═════ AVAILABLE DATA ═════

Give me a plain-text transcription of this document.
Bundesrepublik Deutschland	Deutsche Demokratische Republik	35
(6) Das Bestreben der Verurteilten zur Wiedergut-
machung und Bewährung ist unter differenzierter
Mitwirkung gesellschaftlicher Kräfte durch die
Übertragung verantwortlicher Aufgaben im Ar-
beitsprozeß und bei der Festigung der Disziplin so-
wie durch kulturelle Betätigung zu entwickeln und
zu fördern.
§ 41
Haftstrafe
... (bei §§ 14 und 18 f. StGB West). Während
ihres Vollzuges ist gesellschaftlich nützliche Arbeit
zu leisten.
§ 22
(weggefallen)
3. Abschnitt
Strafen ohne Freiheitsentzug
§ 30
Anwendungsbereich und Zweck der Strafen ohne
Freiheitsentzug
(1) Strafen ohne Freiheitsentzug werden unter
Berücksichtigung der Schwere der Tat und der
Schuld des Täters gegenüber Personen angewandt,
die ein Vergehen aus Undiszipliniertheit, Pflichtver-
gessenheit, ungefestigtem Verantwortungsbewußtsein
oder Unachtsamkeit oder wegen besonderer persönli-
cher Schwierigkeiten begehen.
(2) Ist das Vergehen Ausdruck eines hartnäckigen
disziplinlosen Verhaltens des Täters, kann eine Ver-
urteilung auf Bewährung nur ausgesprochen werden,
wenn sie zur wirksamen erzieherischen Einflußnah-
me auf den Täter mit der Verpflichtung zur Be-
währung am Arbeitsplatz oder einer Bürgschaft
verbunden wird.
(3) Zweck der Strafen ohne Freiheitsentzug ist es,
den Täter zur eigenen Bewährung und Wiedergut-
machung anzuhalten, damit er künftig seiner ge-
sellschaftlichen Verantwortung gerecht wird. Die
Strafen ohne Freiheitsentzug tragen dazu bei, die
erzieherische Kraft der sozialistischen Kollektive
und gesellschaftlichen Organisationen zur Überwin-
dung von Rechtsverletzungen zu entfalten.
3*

═════

Copy the data above in full, character for character.

Give me a plain-text transcription of this document.
Bundesrepublik Deutschland	Deutsche Demokratische Republik	35
(6) Das Bestreben der Verurteilten zur Wiedergut-
machung und Bewährung ist unter differenzierter
Mitwirkung gesellschaftlicher Kräfte durch die
Übertragung verantwortlicher Aufgaben im Ar-
beitsprozeß und bei der Festigung der Disziplin so-
wie durch kulturelle Betätigung zu entwickeln und
zu fördern.
§ 41
Haftstrafe
... (bei §§ 14 und 18 f. StGB West). Während
ihres Vollzuges ist gesellschaftlich nützliche Arbeit
zu leisten.
§ 22
(weggefallen)
3. Abschnitt
Strafen ohne Freiheitsentzug
§ 30
Anwendungsbereich und Zweck der Strafen ohne
Freiheitsentzug
(1) Strafen ohne Freiheitsentzug werden unter
Berücksichtigung der Schwere der Tat und der
Schuld des Täters gegenüber Personen angewandt,
die ein Vergehen aus Undiszipliniertheit, Pflichtver-
gessenheit, ungefestigtem Verantwortungsbewußtsein
oder Unachtsamkeit oder wegen besonderer persönli-
cher Schwierigkeiten begehen.
(2) Ist das Vergehen Ausdruck eines hartnäckigen
disziplinlosen Verhaltens des Täters, kann eine Ver-
urteilung auf Bewährung nur ausgesprochen werden,
wenn sie zur wirksamen erzieherischen Einflußnah-
me auf den Täter mit der Verpflichtung zur Be-
währung am Arbeitsplatz oder einer Bürgschaft
verbunden wird.
(3) Zweck der Strafen ohne Freiheitsentzug ist es,
den Täter zur eigenen Bewährung und Wiedergut-
machung anzuhalten, damit er künftig seiner ge-
sellschaftlichen Verantwortung gerecht wird. Die
Strafen ohne Freiheitsentzug tragen dazu bei, die
erzieherische Kraft der sozialistischen Kollektive
und gesellschaftlichen Organisationen zur Überwin-
dung von Rechtsverletzungen zu entfalten.
3*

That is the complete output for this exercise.